*THE REQUEST*
Return all of the entries exactly as written.

--- Begin ---

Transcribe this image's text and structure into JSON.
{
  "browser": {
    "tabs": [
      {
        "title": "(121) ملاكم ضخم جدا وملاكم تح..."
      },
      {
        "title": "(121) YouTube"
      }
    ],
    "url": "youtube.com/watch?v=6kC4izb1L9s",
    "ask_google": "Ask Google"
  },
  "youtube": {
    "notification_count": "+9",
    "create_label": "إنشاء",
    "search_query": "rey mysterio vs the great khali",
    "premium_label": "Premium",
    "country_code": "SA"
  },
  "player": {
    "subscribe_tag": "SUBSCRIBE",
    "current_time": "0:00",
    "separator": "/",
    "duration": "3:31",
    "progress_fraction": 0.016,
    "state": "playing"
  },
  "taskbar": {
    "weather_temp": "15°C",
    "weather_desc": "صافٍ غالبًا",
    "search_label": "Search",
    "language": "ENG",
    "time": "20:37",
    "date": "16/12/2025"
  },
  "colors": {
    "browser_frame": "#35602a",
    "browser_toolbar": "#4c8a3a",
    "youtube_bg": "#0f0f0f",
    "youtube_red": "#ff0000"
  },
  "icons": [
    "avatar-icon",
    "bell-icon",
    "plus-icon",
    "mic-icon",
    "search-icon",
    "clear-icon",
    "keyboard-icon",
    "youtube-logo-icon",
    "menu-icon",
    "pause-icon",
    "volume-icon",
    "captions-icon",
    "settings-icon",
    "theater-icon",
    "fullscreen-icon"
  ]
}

--- End ---

*ANSWER FOR THIS EXERCISE*
Transcribe this image's text and structure into JSON.
{
  "browser": {
    "tabs": [
      {
        "title": "(121) ملاكم ضخم جدا وملاكم تح..."
      },
      {
        "title": "(121) YouTube"
      }
    ],
    "url": "youtube.com/watch?v=6kC4izb1L9s",
    "ask_google": "Ask Google"
  },
  "youtube": {
    "notification_count": "+9",
    "create_label": "إنشاء",
    "search_query": "rey mysterio vs the great khali",
    "premium_label": "Premium",
    "country_code": "SA"
  },
  "player": {
    "subscribe_tag": "SUBSCRIBE",
    "current_time": "0:00",
    "separator": "/",
    "duration": "3:31",
    "progress_fraction": 0.016,
    "state": "playing"
  },
  "taskbar": {
    "weather_temp": "15°C",
    "weather_desc": "صافٍ غالبًا",
    "search_label": "Search",
    "language": "ENG",
    "time": "20:37",
    "date": "16/12/2025"
  },
  "colors": {
    "browser_frame": "#35602a",
    "browser_toolbar": "#4c8a3a",
    "youtube_bg": "#0f0f0f",
    "youtube_red": "#ff0000"
  },
  "icons": [
    "avatar-icon",
    "bell-icon",
    "plus-icon",
    "mic-icon",
    "search-icon",
    "clear-icon",
    "keyboard-icon",
    "youtube-logo-icon",
    "menu-icon",
    "pause-icon",
    "volume-icon",
    "captions-icon",
    "settings-icon",
    "theater-icon",
    "fullscreen-icon"
  ]
}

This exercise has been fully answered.